Reproduce all the lines below exactly and omit the images.

--- start Material ---

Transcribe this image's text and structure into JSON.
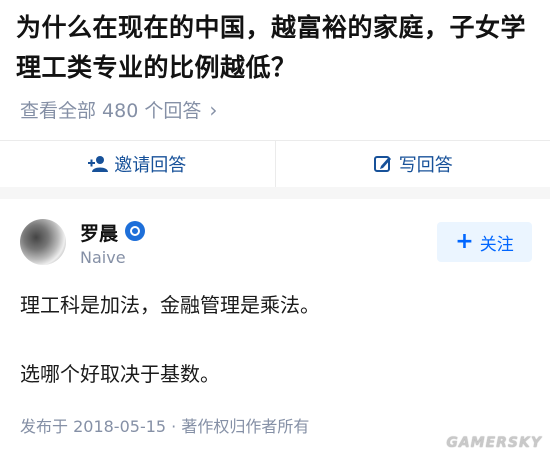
{
  "question": {
    "title": "为什么在现在的中国，越富裕的家庭，子女学理工类专业的比例越低？",
    "view_all": "查看全部 480 个回答"
  },
  "actions": {
    "invite_label": "邀请回答",
    "write_label": "写回答"
  },
  "answer": {
    "author_name": "罗晨",
    "author_headline": "Naive",
    "follow_label": "关注",
    "paragraphs": [
      "理工科是加法，金融管理是乘法。",
      "选哪个好取决于基数。"
    ],
    "meta": "发布于 2018-05-15 · 著作权归作者所有"
  },
  "watermark": "GAMERSKY",
  "colors": {
    "link_blue": "#175199",
    "accent_blue": "#0066ff",
    "muted_gray": "#8590a6"
  }
}
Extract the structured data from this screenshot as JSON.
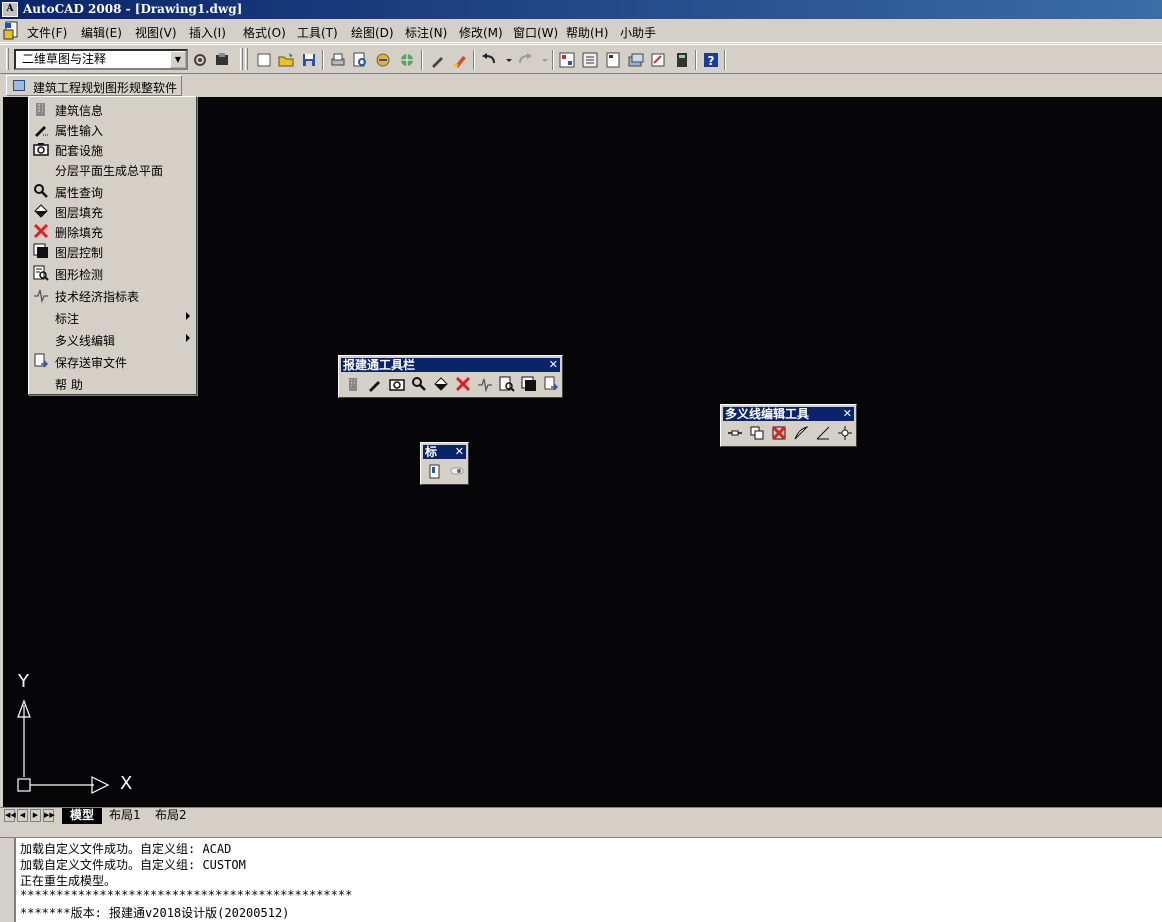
{
  "window": {
    "title": "AutoCAD 2008 - [Drawing1.dwg]",
    "icon": "autocad-app-icon"
  },
  "menubar": {
    "items": [
      "文件(F)",
      "编辑(E)",
      "视图(V)",
      "插入(I)",
      "格式(O)",
      "工具(T)",
      "绘图(D)",
      "标注(N)",
      "修改(M)",
      "窗口(W)",
      "帮助(H)",
      "小助手"
    ]
  },
  "toolbar": {
    "workspace_combo": "二维草图与注释",
    "icons": [
      "new-icon",
      "open-icon",
      "save-icon",
      "print-icon",
      "print-preview-icon",
      "publish-icon",
      "3d-dwf-icon",
      "match-properties-icon",
      "brush-icon",
      "undo-icon",
      "redo-icon",
      "properties-icon",
      "design-center-icon",
      "tool-palettes-icon",
      "sheet-set-icon",
      "markup-icon",
      "calculator-icon",
      "help-icon"
    ]
  },
  "custom_menu": {
    "tab_label": "建筑工程规划图形规整软件",
    "items": [
      {
        "label": "建筑信息",
        "icon": "building-icon",
        "submenu": false
      },
      {
        "label": "属性输入",
        "icon": "pencil-icon",
        "submenu": false
      },
      {
        "label": "配套设施",
        "icon": "camera-icon",
        "submenu": false
      },
      {
        "label": "分层平面生成总平面",
        "icon": "",
        "submenu": false
      },
      {
        "label": "属性查询",
        "icon": "magnifier-icon",
        "submenu": false
      },
      {
        "label": "图层填充",
        "icon": "fill-icon",
        "submenu": false
      },
      {
        "label": "删除填充",
        "icon": "delete-fill-icon",
        "submenu": false
      },
      {
        "label": "图层控制",
        "icon": "layer-icon",
        "submenu": false
      },
      {
        "label": "图形检测",
        "icon": "inspect-icon",
        "submenu": false
      },
      {
        "label": "技术经济指标表",
        "icon": "pulse-icon",
        "submenu": false
      },
      {
        "label": "标注",
        "icon": "",
        "submenu": true
      },
      {
        "label": "多义线编辑",
        "icon": "",
        "submenu": true
      },
      {
        "label": "保存送审文件",
        "icon": "export-icon",
        "submenu": false
      },
      {
        "label": "帮 助",
        "icon": "",
        "submenu": false
      }
    ]
  },
  "floating_toolbars": {
    "baojiantong": {
      "title": "报建通工具栏",
      "close": "✕"
    },
    "biao": {
      "title": "标",
      "close": "✕"
    },
    "polyline": {
      "title": "多义线编辑工具",
      "close": "✕"
    }
  },
  "ucs": {
    "x_label": "X",
    "y_label": "Y"
  },
  "layout_tabs": [
    "模型",
    "布局1",
    "布局2"
  ],
  "command_lines": [
    "加载自定义文件成功。自定义组: ACAD",
    "加载自定义文件成功。自定义组: CUSTOM",
    "正在重生成模型。",
    "**********************************************",
    "*******版本: 报建通v2018设计版(20200512)"
  ]
}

--- end Material ---

Output:
Transcribe this image's text and structure into JSON.
{
  "question": {
    "title": "为什么在现在的中国，越富裕的家庭，子女学理工类专业的比例越低？",
    "view_all": "查看全部 480 个回答"
  },
  "actions": {
    "invite_label": "邀请回答",
    "write_label": "写回答"
  },
  "answer": {
    "author_name": "罗晨",
    "author_headline": "Naive",
    "follow_label": "关注",
    "paragraphs": [
      "理工科是加法，金融管理是乘法。",
      "选哪个好取决于基数。"
    ],
    "meta": "发布于 2018-05-15 · 著作权归作者所有"
  },
  "watermark": "GAMERSKY",
  "colors": {
    "link_blue": "#175199",
    "accent_blue": "#0066ff",
    "muted_gray": "#8590a6"
  }
}
Extract the structured data from this screenshot as JSON.
{
  "window": {
    "title": "AutoCAD 2008 - [Drawing1.dwg]",
    "icon": "autocad-app-icon"
  },
  "menubar": {
    "items": [
      "文件(F)",
      "编辑(E)",
      "视图(V)",
      "插入(I)",
      "格式(O)",
      "工具(T)",
      "绘图(D)",
      "标注(N)",
      "修改(M)",
      "窗口(W)",
      "帮助(H)",
      "小助手"
    ]
  },
  "toolbar": {
    "workspace_combo": "二维草图与注释",
    "icons": [
      "new-icon",
      "open-icon",
      "save-icon",
      "print-icon",
      "print-preview-icon",
      "publish-icon",
      "3d-dwf-icon",
      "match-properties-icon",
      "brush-icon",
      "undo-icon",
      "redo-icon",
      "properties-icon",
      "design-center-icon",
      "tool-palettes-icon",
      "sheet-set-icon",
      "markup-icon",
      "calculator-icon",
      "help-icon"
    ]
  },
  "custom_menu": {
    "tab_label": "建筑工程规划图形规整软件",
    "items": [
      {
        "label": "建筑信息",
        "icon": "building-icon",
        "submenu": false
      },
      {
        "label": "属性输入",
        "icon": "pencil-icon",
        "submenu": false
      },
      {
        "label": "配套设施",
        "icon": "camera-icon",
        "submenu": false
      },
      {
        "label": "分层平面生成总平面",
        "icon": "",
        "submenu": false
      },
      {
        "label": "属性查询",
        "icon": "magnifier-icon",
        "submenu": false
      },
      {
        "label": "图层填充",
        "icon": "fill-icon",
        "submenu": false
      },
      {
        "label": "删除填充",
        "icon": "delete-fill-icon",
        "submenu": false
      },
      {
        "label": "图层控制",
        "icon": "layer-icon",
        "submenu": false
      },
      {
        "label": "图形检测",
        "icon": "inspect-icon",
        "submenu": false
      },
      {
        "label": "技术经济指标表",
        "icon": "pulse-icon",
        "submenu": false
      },
      {
        "label": "标注",
        "icon": "",
        "submenu": true
      },
      {
        "label": "多义线编辑",
        "icon": "",
        "submenu": true
      },
      {
        "label": "保存送审文件",
        "icon": "export-icon",
        "submenu": false
      },
      {
        "label": "帮 助",
        "icon": "",
        "submenu": false
      }
    ]
  },
  "floating_toolbars": {
    "baojiantong": {
      "title": "报建通工具栏",
      "close": "✕"
    },
    "biao": {
      "title": "标",
      "close": "✕"
    },
    "polyline": {
      "title": "多义线编辑工具",
      "close": "✕"
    }
  },
  "ucs": {
    "x_label": "X",
    "y_label": "Y"
  },
  "layout_tabs": [
    "模型",
    "布局1",
    "布局2"
  ],
  "command_lines": [
    "加载自定义文件成功。自定义组: ACAD",
    "加载自定义文件成功。自定义组: CUSTOM",
    "正在重生成模型。",
    "**********************************************",
    "*******版本: 报建通v2018设计版(20200512)"
  ]
}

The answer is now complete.